Pull every line that holds the word "What" from the entries.

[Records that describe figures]
------

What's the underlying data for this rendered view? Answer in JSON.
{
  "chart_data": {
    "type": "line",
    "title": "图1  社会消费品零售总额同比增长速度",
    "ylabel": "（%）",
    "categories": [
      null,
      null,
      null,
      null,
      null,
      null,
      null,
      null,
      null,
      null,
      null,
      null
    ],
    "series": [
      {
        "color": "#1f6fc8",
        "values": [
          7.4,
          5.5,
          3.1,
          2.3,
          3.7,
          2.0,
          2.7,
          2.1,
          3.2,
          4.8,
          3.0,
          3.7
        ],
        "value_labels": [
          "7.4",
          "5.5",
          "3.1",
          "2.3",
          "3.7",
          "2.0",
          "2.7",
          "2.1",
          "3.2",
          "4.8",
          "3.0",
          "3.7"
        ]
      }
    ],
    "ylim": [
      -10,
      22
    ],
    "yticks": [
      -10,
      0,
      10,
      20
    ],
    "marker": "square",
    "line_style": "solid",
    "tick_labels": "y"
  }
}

------

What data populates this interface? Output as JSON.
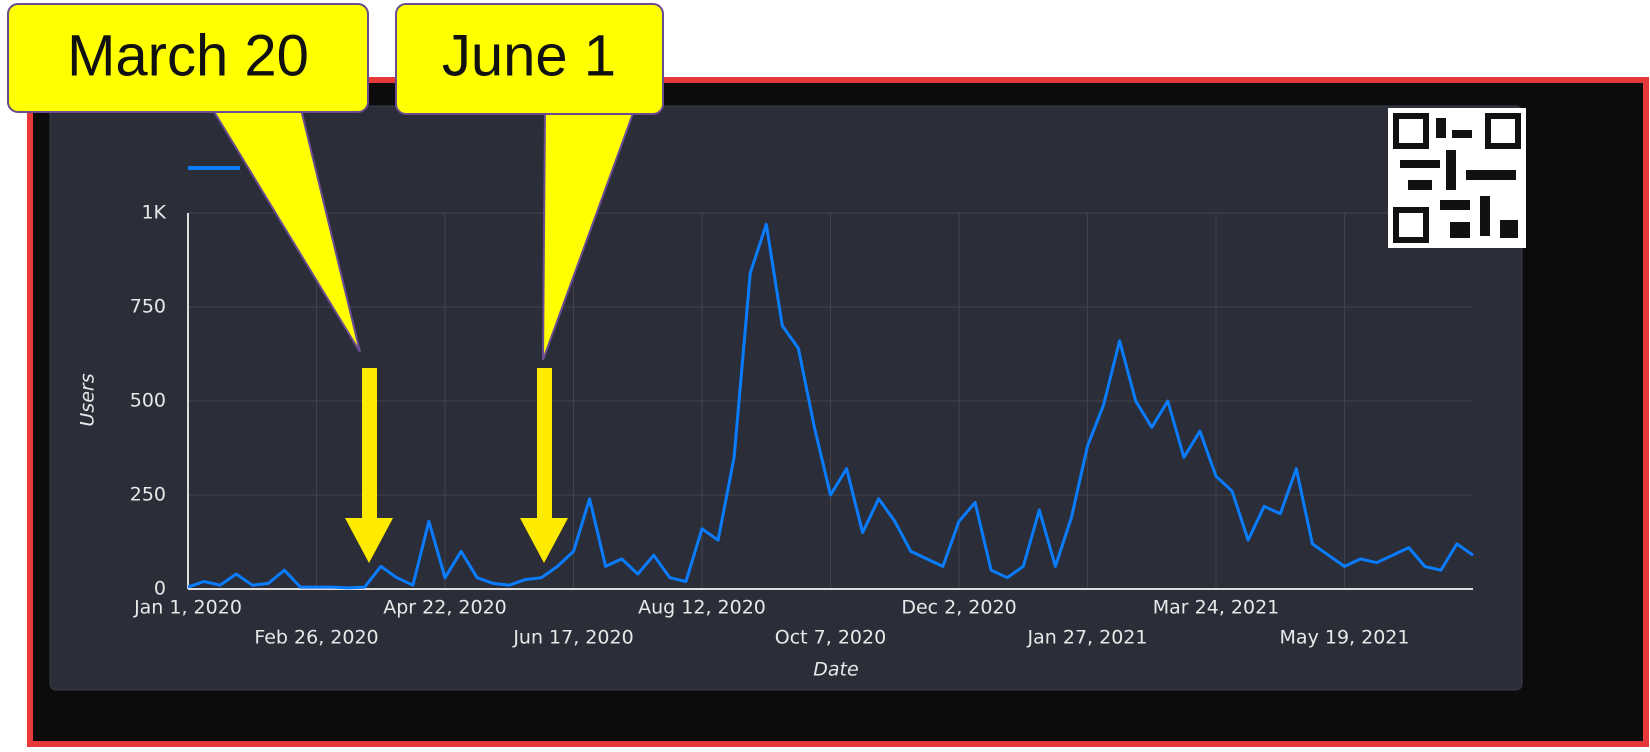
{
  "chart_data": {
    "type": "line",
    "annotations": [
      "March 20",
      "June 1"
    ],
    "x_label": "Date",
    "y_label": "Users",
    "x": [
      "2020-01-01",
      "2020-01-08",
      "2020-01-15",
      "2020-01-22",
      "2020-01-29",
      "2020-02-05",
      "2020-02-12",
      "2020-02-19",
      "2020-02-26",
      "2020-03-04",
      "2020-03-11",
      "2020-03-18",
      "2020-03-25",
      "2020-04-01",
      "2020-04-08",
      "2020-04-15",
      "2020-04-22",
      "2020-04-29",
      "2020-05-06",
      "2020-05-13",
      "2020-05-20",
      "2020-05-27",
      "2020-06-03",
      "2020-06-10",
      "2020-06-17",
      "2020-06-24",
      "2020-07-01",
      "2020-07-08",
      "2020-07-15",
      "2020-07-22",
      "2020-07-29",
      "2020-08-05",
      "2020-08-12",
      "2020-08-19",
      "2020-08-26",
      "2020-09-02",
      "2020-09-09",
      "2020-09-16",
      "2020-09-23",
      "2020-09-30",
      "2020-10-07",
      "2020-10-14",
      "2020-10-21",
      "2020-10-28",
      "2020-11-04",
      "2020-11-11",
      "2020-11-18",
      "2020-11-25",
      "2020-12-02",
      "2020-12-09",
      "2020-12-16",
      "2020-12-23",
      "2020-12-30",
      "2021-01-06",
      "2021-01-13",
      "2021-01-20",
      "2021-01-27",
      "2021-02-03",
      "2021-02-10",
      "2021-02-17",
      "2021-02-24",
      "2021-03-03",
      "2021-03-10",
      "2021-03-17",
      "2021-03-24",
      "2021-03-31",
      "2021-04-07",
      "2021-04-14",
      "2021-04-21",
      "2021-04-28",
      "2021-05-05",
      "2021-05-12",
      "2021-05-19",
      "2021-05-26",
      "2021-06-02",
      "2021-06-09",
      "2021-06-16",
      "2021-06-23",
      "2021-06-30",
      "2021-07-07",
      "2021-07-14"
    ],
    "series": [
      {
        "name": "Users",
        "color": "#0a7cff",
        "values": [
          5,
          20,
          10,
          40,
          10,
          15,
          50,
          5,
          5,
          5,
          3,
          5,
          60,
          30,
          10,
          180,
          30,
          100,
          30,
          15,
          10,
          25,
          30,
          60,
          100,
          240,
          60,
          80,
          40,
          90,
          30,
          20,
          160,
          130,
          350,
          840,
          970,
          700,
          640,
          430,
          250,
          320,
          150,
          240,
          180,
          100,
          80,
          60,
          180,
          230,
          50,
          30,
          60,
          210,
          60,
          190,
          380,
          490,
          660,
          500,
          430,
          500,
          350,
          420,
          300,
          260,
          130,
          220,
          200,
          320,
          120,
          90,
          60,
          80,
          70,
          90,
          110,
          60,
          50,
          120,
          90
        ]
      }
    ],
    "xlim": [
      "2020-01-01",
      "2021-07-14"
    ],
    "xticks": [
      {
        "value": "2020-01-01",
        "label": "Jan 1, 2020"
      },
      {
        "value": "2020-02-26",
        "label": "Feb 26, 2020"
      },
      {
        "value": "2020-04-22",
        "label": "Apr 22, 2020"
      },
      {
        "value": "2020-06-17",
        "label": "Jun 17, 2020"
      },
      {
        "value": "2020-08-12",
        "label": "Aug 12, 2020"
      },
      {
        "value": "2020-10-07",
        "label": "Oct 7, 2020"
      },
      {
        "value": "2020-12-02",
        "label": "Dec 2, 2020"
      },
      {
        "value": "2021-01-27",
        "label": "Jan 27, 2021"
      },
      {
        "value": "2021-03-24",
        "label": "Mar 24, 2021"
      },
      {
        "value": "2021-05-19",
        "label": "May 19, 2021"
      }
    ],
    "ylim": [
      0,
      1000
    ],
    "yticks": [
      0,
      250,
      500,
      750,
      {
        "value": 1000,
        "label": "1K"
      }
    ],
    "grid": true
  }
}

------

— Written answer —
What's the underlying data for this rendered view? Answer in JSON.
What data populates this interface? Output as JSON.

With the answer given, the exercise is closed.